>> START Given entries

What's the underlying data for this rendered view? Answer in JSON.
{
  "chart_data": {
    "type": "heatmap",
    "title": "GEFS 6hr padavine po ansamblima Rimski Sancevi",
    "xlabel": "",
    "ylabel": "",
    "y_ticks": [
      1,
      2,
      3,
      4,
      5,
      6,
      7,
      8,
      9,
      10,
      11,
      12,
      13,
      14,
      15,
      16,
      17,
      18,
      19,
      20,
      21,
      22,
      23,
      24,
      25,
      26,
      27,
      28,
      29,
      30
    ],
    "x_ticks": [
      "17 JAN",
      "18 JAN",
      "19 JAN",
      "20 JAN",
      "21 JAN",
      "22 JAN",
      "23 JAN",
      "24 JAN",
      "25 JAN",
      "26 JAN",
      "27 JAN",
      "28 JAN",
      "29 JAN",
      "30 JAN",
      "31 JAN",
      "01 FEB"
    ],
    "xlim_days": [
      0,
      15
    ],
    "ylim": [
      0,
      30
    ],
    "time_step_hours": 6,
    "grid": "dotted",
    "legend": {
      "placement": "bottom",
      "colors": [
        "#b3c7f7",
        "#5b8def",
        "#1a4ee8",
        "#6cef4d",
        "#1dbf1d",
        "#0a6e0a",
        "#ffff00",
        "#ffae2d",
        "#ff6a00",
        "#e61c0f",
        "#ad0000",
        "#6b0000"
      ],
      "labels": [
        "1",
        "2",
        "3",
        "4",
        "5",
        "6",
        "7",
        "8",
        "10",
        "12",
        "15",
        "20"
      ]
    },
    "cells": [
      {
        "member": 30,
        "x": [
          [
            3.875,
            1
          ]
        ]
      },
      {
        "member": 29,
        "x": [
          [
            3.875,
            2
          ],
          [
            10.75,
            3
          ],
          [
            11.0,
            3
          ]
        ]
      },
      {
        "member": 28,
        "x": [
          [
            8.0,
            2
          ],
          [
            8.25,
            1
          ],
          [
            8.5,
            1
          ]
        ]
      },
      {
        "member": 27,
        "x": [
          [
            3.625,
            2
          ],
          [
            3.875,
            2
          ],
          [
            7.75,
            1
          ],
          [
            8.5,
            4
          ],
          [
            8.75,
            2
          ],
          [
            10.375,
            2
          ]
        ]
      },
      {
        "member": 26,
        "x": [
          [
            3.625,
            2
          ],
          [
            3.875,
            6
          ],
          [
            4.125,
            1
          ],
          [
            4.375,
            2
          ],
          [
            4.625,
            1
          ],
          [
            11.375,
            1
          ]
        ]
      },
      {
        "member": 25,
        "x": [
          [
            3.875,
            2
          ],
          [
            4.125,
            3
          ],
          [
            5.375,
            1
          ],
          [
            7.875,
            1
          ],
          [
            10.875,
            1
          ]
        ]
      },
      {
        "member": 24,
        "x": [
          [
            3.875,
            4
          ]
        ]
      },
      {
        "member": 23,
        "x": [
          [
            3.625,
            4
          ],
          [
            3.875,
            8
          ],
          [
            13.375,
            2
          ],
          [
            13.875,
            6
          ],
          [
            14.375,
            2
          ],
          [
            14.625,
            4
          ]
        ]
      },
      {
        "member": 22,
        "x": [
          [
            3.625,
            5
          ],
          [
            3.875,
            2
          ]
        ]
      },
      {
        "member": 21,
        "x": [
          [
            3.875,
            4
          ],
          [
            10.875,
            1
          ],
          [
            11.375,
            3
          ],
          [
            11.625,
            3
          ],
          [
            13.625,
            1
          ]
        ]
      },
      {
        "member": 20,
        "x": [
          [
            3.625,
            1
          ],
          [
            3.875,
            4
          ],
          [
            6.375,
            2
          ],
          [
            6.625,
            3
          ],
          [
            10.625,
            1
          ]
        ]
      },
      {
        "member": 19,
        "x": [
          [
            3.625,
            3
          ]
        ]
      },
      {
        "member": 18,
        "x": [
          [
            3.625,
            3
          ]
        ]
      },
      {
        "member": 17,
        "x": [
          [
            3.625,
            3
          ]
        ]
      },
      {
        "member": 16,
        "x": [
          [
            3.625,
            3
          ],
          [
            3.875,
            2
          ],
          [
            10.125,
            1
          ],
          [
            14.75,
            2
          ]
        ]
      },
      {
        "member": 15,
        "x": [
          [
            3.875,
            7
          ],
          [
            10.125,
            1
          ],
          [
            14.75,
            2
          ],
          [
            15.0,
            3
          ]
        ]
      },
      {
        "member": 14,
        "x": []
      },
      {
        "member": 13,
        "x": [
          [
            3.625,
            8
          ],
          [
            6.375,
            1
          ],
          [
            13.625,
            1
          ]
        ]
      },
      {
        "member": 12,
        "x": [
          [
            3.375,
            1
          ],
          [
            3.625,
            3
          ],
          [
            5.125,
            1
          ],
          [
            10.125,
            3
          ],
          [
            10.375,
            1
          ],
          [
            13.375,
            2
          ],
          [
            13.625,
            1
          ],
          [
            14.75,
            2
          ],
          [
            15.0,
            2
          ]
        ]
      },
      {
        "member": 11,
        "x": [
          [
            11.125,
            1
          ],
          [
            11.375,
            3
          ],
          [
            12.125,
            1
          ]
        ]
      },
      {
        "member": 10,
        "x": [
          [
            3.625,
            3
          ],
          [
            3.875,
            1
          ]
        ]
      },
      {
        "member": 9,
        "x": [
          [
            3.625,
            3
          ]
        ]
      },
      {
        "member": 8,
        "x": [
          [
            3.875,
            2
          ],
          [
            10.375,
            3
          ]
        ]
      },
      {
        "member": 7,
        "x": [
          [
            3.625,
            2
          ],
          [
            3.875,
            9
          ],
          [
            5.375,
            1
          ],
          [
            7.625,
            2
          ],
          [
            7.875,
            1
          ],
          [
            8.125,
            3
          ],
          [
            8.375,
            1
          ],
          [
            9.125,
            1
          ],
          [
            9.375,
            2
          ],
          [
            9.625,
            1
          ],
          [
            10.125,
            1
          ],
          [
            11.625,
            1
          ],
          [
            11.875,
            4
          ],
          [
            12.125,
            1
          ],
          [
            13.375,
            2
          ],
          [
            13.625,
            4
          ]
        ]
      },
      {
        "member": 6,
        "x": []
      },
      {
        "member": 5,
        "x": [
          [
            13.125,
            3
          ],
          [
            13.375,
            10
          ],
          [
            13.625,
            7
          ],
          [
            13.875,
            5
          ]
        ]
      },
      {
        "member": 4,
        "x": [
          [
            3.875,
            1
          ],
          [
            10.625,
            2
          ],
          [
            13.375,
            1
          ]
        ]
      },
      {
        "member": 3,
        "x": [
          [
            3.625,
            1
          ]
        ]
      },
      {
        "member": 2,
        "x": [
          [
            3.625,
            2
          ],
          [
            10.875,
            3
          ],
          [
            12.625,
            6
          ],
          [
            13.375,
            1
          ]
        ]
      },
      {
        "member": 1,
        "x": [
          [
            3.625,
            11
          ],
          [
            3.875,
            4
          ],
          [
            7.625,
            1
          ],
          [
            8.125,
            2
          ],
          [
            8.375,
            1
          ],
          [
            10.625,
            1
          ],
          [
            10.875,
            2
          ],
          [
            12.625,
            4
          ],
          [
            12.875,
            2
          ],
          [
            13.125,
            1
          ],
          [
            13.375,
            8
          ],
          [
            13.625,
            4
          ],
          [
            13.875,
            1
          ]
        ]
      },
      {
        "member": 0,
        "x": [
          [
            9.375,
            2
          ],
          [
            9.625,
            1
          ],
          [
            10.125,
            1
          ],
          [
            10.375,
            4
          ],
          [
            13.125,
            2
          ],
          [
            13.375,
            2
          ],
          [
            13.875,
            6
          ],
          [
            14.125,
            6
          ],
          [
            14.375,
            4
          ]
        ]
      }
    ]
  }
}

>> END Given entries

The problem
Reproduce the entries above in full by retyping them exactly.

Full response
What's the underlying data for this rendered view? Answer in JSON.
{
  "chart_data": {
    "type": "heatmap",
    "title": "GEFS 6hr padavine po ansamblima Rimski Sancevi",
    "xlabel": "",
    "ylabel": "",
    "y_ticks": [
      1,
      2,
      3,
      4,
      5,
      6,
      7,
      8,
      9,
      10,
      11,
      12,
      13,
      14,
      15,
      16,
      17,
      18,
      19,
      20,
      21,
      22,
      23,
      24,
      25,
      26,
      27,
      28,
      29,
      30
    ],
    "x_ticks": [
      "17 JAN",
      "18 JAN",
      "19 JAN",
      "20 JAN",
      "21 JAN",
      "22 JAN",
      "23 JAN",
      "24 JAN",
      "25 JAN",
      "26 JAN",
      "27 JAN",
      "28 JAN",
      "29 JAN",
      "30 JAN",
      "31 JAN",
      "01 FEB"
    ],
    "xlim_days": [
      0,
      15
    ],
    "ylim": [
      0,
      30
    ],
    "time_step_hours": 6,
    "grid": "dotted",
    "legend": {
      "placement": "bottom",
      "colors": [
        "#b3c7f7",
        "#5b8def",
        "#1a4ee8",
        "#6cef4d",
        "#1dbf1d",
        "#0a6e0a",
        "#ffff00",
        "#ffae2d",
        "#ff6a00",
        "#e61c0f",
        "#ad0000",
        "#6b0000"
      ],
      "labels": [
        "1",
        "2",
        "3",
        "4",
        "5",
        "6",
        "7",
        "8",
        "10",
        "12",
        "15",
        "20"
      ]
    },
    "cells": [
      {
        "member": 30,
        "x": [
          [
            3.875,
            1
          ]
        ]
      },
      {
        "member": 29,
        "x": [
          [
            3.875,
            2
          ],
          [
            10.75,
            3
          ],
          [
            11.0,
            3
          ]
        ]
      },
      {
        "member": 28,
        "x": [
          [
            8.0,
            2
          ],
          [
            8.25,
            1
          ],
          [
            8.5,
            1
          ]
        ]
      },
      {
        "member": 27,
        "x": [
          [
            3.625,
            2
          ],
          [
            3.875,
            2
          ],
          [
            7.75,
            1
          ],
          [
            8.5,
            4
          ],
          [
            8.75,
            2
          ],
          [
            10.375,
            2
          ]
        ]
      },
      {
        "member": 26,
        "x": [
          [
            3.625,
            2
          ],
          [
            3.875,
            6
          ],
          [
            4.125,
            1
          ],
          [
            4.375,
            2
          ],
          [
            4.625,
            1
          ],
          [
            11.375,
            1
          ]
        ]
      },
      {
        "member": 25,
        "x": [
          [
            3.875,
            2
          ],
          [
            4.125,
            3
          ],
          [
            5.375,
            1
          ],
          [
            7.875,
            1
          ],
          [
            10.875,
            1
          ]
        ]
      },
      {
        "member": 24,
        "x": [
          [
            3.875,
            4
          ]
        ]
      },
      {
        "member": 23,
        "x": [
          [
            3.625,
            4
          ],
          [
            3.875,
            8
          ],
          [
            13.375,
            2
          ],
          [
            13.875,
            6
          ],
          [
            14.375,
            2
          ],
          [
            14.625,
            4
          ]
        ]
      },
      {
        "member": 22,
        "x": [
          [
            3.625,
            5
          ],
          [
            3.875,
            2
          ]
        ]
      },
      {
        "member": 21,
        "x": [
          [
            3.875,
            4
          ],
          [
            10.875,
            1
          ],
          [
            11.375,
            3
          ],
          [
            11.625,
            3
          ],
          [
            13.625,
            1
          ]
        ]
      },
      {
        "member": 20,
        "x": [
          [
            3.625,
            1
          ],
          [
            3.875,
            4
          ],
          [
            6.375,
            2
          ],
          [
            6.625,
            3
          ],
          [
            10.625,
            1
          ]
        ]
      },
      {
        "member": 19,
        "x": [
          [
            3.625,
            3
          ]
        ]
      },
      {
        "member": 18,
        "x": [
          [
            3.625,
            3
          ]
        ]
      },
      {
        "member": 17,
        "x": [
          [
            3.625,
            3
          ]
        ]
      },
      {
        "member": 16,
        "x": [
          [
            3.625,
            3
          ],
          [
            3.875,
            2
          ],
          [
            10.125,
            1
          ],
          [
            14.75,
            2
          ]
        ]
      },
      {
        "member": 15,
        "x": [
          [
            3.875,
            7
          ],
          [
            10.125,
            1
          ],
          [
            14.75,
            2
          ],
          [
            15.0,
            3
          ]
        ]
      },
      {
        "member": 14,
        "x": []
      },
      {
        "member": 13,
        "x": [
          [
            3.625,
            8
          ],
          [
            6.375,
            1
          ],
          [
            13.625,
            1
          ]
        ]
      },
      {
        "member": 12,
        "x": [
          [
            3.375,
            1
          ],
          [
            3.625,
            3
          ],
          [
            5.125,
            1
          ],
          [
            10.125,
            3
          ],
          [
            10.375,
            1
          ],
          [
            13.375,
            2
          ],
          [
            13.625,
            1
          ],
          [
            14.75,
            2
          ],
          [
            15.0,
            2
          ]
        ]
      },
      {
        "member": 11,
        "x": [
          [
            11.125,
            1
          ],
          [
            11.375,
            3
          ],
          [
            12.125,
            1
          ]
        ]
      },
      {
        "member": 10,
        "x": [
          [
            3.625,
            3
          ],
          [
            3.875,
            1
          ]
        ]
      },
      {
        "member": 9,
        "x": [
          [
            3.625,
            3
          ]
        ]
      },
      {
        "member": 8,
        "x": [
          [
            3.875,
            2
          ],
          [
            10.375,
            3
          ]
        ]
      },
      {
        "member": 7,
        "x": [
          [
            3.625,
            2
          ],
          [
            3.875,
            9
          ],
          [
            5.375,
            1
          ],
          [
            7.625,
            2
          ],
          [
            7.875,
            1
          ],
          [
            8.125,
            3
          ],
          [
            8.375,
            1
          ],
          [
            9.125,
            1
          ],
          [
            9.375,
            2
          ],
          [
            9.625,
            1
          ],
          [
            10.125,
            1
          ],
          [
            11.625,
            1
          ],
          [
            11.875,
            4
          ],
          [
            12.125,
            1
          ],
          [
            13.375,
            2
          ],
          [
            13.625,
            4
          ]
        ]
      },
      {
        "member": 6,
        "x": []
      },
      {
        "member": 5,
        "x": [
          [
            13.125,
            3
          ],
          [
            13.375,
            10
          ],
          [
            13.625,
            7
          ],
          [
            13.875,
            5
          ]
        ]
      },
      {
        "member": 4,
        "x": [
          [
            3.875,
            1
          ],
          [
            10.625,
            2
          ],
          [
            13.375,
            1
          ]
        ]
      },
      {
        "member": 3,
        "x": [
          [
            3.625,
            1
          ]
        ]
      },
      {
        "member": 2,
        "x": [
          [
            3.625,
            2
          ],
          [
            10.875,
            3
          ],
          [
            12.625,
            6
          ],
          [
            13.375,
            1
          ]
        ]
      },
      {
        "member": 1,
        "x": [
          [
            3.625,
            11
          ],
          [
            3.875,
            4
          ],
          [
            7.625,
            1
          ],
          [
            8.125,
            2
          ],
          [
            8.375,
            1
          ],
          [
            10.625,
            1
          ],
          [
            10.875,
            2
          ],
          [
            12.625,
            4
          ],
          [
            12.875,
            2
          ],
          [
            13.125,
            1
          ],
          [
            13.375,
            8
          ],
          [
            13.625,
            4
          ],
          [
            13.875,
            1
          ]
        ]
      },
      {
        "member": 0,
        "x": [
          [
            9.375,
            2
          ],
          [
            9.625,
            1
          ],
          [
            10.125,
            1
          ],
          [
            10.375,
            4
          ],
          [
            13.125,
            2
          ],
          [
            13.375,
            2
          ],
          [
            13.875,
            6
          ],
          [
            14.125,
            6
          ],
          [
            14.375,
            4
          ]
        ]
      }
    ]
  }
}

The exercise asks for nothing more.